• AIM OF THE TASK
Copy all lines below exactly as written. Leave pictures out.

• DATA LINES

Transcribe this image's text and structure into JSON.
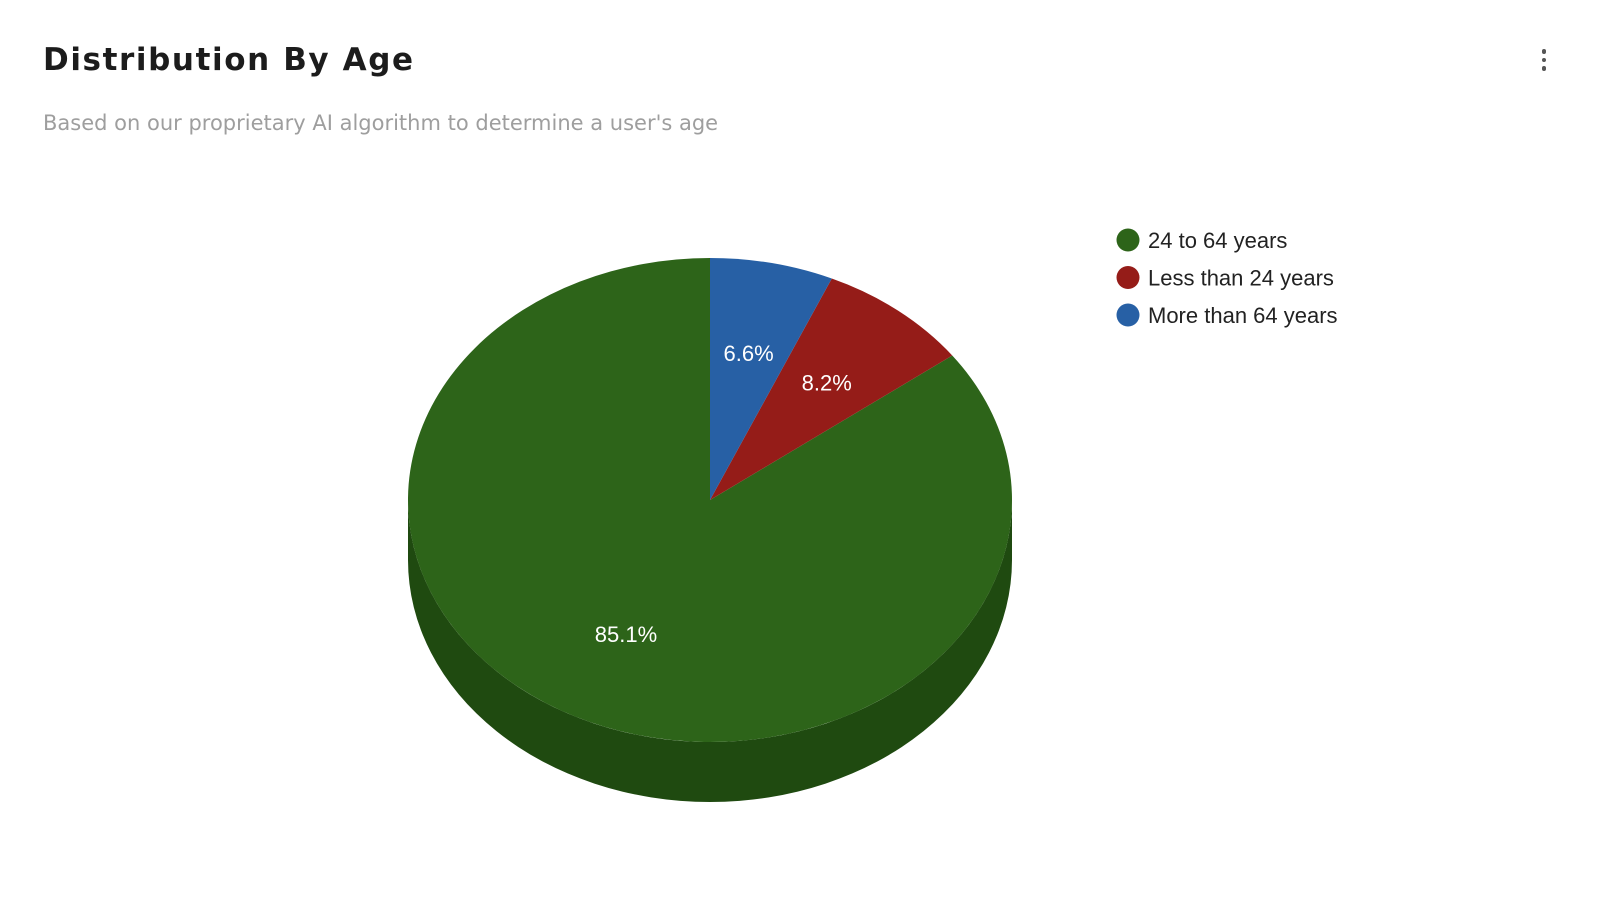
{
  "header": {
    "title": "Distribution By Age",
    "subtitle": "Based on our proprietary AI algorithm to determine a user's age",
    "menu_icon": "more-vertical-icon"
  },
  "chart_data": {
    "type": "pie",
    "style": "3d",
    "legend_position": "right",
    "title": "",
    "slices": [
      {
        "label": "24 to 64 years",
        "value": 85.1,
        "display": "85.1%",
        "color": "#2d6419",
        "side_color": "#1f4a10"
      },
      {
        "label": "Less than 24 years",
        "value": 8.2,
        "display": "8.2%",
        "color": "#951c18",
        "side_color": "#6e1411"
      },
      {
        "label": "More than 64 years",
        "value": 6.6,
        "display": "6.6%",
        "color": "#2760a5",
        "side_color": "#1c4679"
      }
    ]
  }
}
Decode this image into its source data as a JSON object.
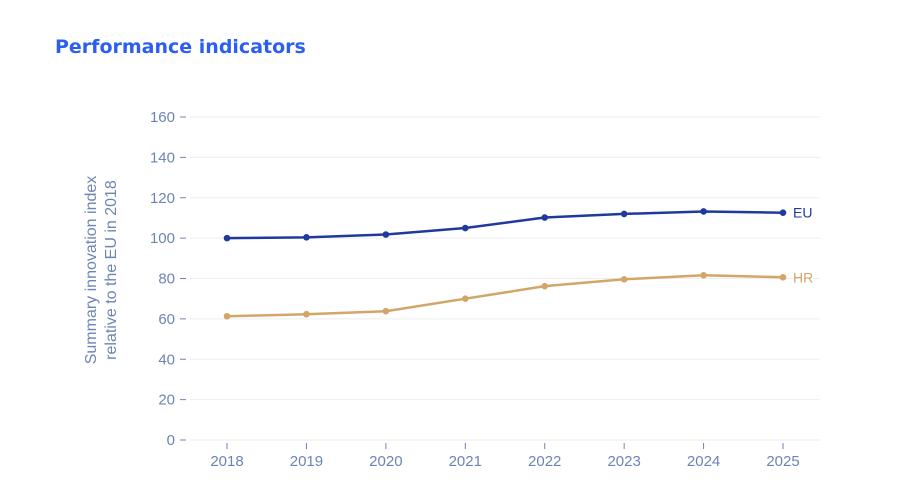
{
  "page": {
    "title": "Performance indicators"
  },
  "colors": {
    "title": "#2b5ff0",
    "axis_text": "#6c85b3",
    "grid": "#eeeeee",
    "eu_line": "#1f3a9e",
    "hr_line": "#d2a668"
  },
  "chart_data": {
    "type": "line",
    "title": "",
    "xlabel": "",
    "ylabel": "Summary innovation index relative to the EU in 2018",
    "ylabel_lines": [
      "Summary innovation index",
      "relative to the EU in 2018"
    ],
    "x": [
      "2018",
      "2019",
      "2020",
      "2021",
      "2022",
      "2023",
      "2024",
      "2025"
    ],
    "ylim": [
      0,
      160
    ],
    "yticks": [
      "0",
      "20",
      "40",
      "60",
      "80",
      "100",
      "120",
      "140",
      "160"
    ],
    "grid": true,
    "legend": "inline labels at line ends",
    "series": [
      {
        "name": "EU",
        "color": "#1f3a9e",
        "values": [
          100,
          100.4,
          101.8,
          105,
          110.2,
          112,
          113.2,
          112.6
        ]
      },
      {
        "name": "HR",
        "color": "#d2a668",
        "values": [
          61.3,
          62.3,
          63.8,
          70,
          76.2,
          79.6,
          81.6,
          80.6
        ]
      }
    ]
  }
}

• TASK OUTPUT
Transcribe this image's text and structure into JSON.
{
  "header": {
    "title": "Distribution By Age",
    "subtitle": "Based on our proprietary AI algorithm to determine a user's age",
    "menu_icon": "more-vertical-icon"
  },
  "chart_data": {
    "type": "pie",
    "style": "3d",
    "legend_position": "right",
    "title": "",
    "slices": [
      {
        "label": "24 to 64 years",
        "value": 85.1,
        "display": "85.1%",
        "color": "#2d6419",
        "side_color": "#1f4a10"
      },
      {
        "label": "Less than 24 years",
        "value": 8.2,
        "display": "8.2%",
        "color": "#951c18",
        "side_color": "#6e1411"
      },
      {
        "label": "More than 64 years",
        "value": 6.6,
        "display": "6.6%",
        "color": "#2760a5",
        "side_color": "#1c4679"
      }
    ]
  }
}
Decode this image into its source data as a JSON object.
{
  "page": {
    "title": "Performance indicators"
  },
  "colors": {
    "title": "#2b5ff0",
    "axis_text": "#6c85b3",
    "grid": "#eeeeee",
    "eu_line": "#1f3a9e",
    "hr_line": "#d2a668"
  },
  "chart_data": {
    "type": "line",
    "title": "",
    "xlabel": "",
    "ylabel": "Summary innovation index relative to the EU in 2018",
    "ylabel_lines": [
      "Summary innovation index",
      "relative to the EU in 2018"
    ],
    "x": [
      "2018",
      "2019",
      "2020",
      "2021",
      "2022",
      "2023",
      "2024",
      "2025"
    ],
    "ylim": [
      0,
      160
    ],
    "yticks": [
      "0",
      "20",
      "40",
      "60",
      "80",
      "100",
      "120",
      "140",
      "160"
    ],
    "grid": true,
    "legend": "inline labels at line ends",
    "series": [
      {
        "name": "EU",
        "color": "#1f3a9e",
        "values": [
          100,
          100.4,
          101.8,
          105,
          110.2,
          112,
          113.2,
          112.6
        ]
      },
      {
        "name": "HR",
        "color": "#d2a668",
        "values": [
          61.3,
          62.3,
          63.8,
          70,
          76.2,
          79.6,
          81.6,
          80.6
        ]
      }
    ]
  }
}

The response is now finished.